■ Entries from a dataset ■
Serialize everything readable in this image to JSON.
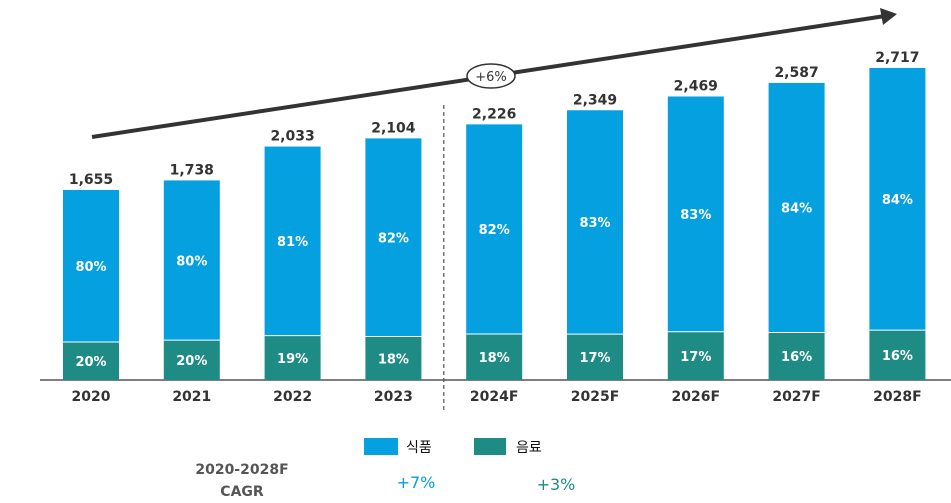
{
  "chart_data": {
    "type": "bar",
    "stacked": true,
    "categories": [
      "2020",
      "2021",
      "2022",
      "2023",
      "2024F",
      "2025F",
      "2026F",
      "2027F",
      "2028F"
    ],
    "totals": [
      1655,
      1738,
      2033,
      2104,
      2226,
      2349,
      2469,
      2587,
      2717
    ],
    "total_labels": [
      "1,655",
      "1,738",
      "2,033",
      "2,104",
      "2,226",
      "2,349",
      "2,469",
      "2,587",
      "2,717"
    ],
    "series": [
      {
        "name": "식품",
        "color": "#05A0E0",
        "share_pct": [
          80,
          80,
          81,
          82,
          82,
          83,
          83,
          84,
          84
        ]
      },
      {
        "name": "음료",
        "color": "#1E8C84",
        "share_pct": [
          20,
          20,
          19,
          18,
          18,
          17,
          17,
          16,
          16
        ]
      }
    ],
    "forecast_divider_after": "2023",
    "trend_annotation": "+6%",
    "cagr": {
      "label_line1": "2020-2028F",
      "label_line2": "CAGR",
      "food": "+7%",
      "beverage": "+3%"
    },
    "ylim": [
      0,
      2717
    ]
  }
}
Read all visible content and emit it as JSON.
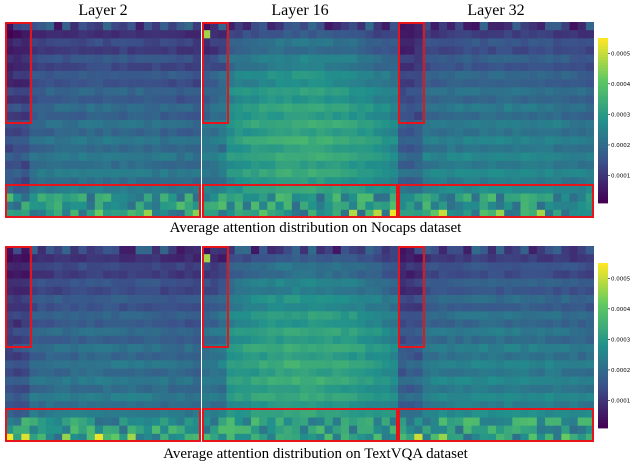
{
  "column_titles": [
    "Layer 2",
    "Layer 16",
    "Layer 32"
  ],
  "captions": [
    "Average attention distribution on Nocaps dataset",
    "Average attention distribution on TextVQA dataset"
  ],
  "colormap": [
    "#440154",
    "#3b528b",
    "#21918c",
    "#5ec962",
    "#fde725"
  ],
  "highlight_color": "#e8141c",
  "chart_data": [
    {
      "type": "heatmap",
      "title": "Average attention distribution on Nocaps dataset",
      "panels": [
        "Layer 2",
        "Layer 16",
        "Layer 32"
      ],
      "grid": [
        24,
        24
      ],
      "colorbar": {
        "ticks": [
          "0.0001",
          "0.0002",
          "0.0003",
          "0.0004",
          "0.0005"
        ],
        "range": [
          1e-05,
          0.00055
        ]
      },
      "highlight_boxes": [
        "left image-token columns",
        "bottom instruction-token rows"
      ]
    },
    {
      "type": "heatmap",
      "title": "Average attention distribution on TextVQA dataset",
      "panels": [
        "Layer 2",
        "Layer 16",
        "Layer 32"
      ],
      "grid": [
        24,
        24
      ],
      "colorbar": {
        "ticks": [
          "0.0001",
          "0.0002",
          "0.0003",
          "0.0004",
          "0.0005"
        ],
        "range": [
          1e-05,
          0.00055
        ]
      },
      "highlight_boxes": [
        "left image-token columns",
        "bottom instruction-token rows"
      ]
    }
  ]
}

■ WHAT TO PRODUCE ■
Repeat all of the entries word for word, but omit the pictures.

■ WRITTEN ANSWER ■
Serialize everything readable in this image to JSON.
{
  "chart_data": {
    "type": "bar",
    "stacked": true,
    "categories": [
      "2020",
      "2021",
      "2022",
      "2023",
      "2024F",
      "2025F",
      "2026F",
      "2027F",
      "2028F"
    ],
    "totals": [
      1655,
      1738,
      2033,
      2104,
      2226,
      2349,
      2469,
      2587,
      2717
    ],
    "total_labels": [
      "1,655",
      "1,738",
      "2,033",
      "2,104",
      "2,226",
      "2,349",
      "2,469",
      "2,587",
      "2,717"
    ],
    "series": [
      {
        "name": "식품",
        "color": "#05A0E0",
        "share_pct": [
          80,
          80,
          81,
          82,
          82,
          83,
          83,
          84,
          84
        ]
      },
      {
        "name": "음료",
        "color": "#1E8C84",
        "share_pct": [
          20,
          20,
          19,
          18,
          18,
          17,
          17,
          16,
          16
        ]
      }
    ],
    "forecast_divider_after": "2023",
    "trend_annotation": "+6%",
    "cagr": {
      "label_line1": "2020-2028F",
      "label_line2": "CAGR",
      "food": "+7%",
      "beverage": "+3%"
    },
    "ylim": [
      0,
      2717
    ]
  }
}
Read all visible content and emit it as JSON.
{
  "column_titles": [
    "Layer 2",
    "Layer 16",
    "Layer 32"
  ],
  "captions": [
    "Average attention distribution on Nocaps dataset",
    "Average attention distribution on TextVQA dataset"
  ],
  "colormap": [
    "#440154",
    "#3b528b",
    "#21918c",
    "#5ec962",
    "#fde725"
  ],
  "highlight_color": "#e8141c",
  "chart_data": [
    {
      "type": "heatmap",
      "title": "Average attention distribution on Nocaps dataset",
      "panels": [
        "Layer 2",
        "Layer 16",
        "Layer 32"
      ],
      "grid": [
        24,
        24
      ],
      "colorbar": {
        "ticks": [
          "0.0001",
          "0.0002",
          "0.0003",
          "0.0004",
          "0.0005"
        ],
        "range": [
          1e-05,
          0.00055
        ]
      },
      "highlight_boxes": [
        "left image-token columns",
        "bottom instruction-token rows"
      ]
    },
    {
      "type": "heatmap",
      "title": "Average attention distribution on TextVQA dataset",
      "panels": [
        "Layer 2",
        "Layer 16",
        "Layer 32"
      ],
      "grid": [
        24,
        24
      ],
      "colorbar": {
        "ticks": [
          "0.0001",
          "0.0002",
          "0.0003",
          "0.0004",
          "0.0005"
        ],
        "range": [
          1e-05,
          0.00055
        ]
      },
      "highlight_boxes": [
        "left image-token columns",
        "bottom instruction-token rows"
      ]
    }
  ]
}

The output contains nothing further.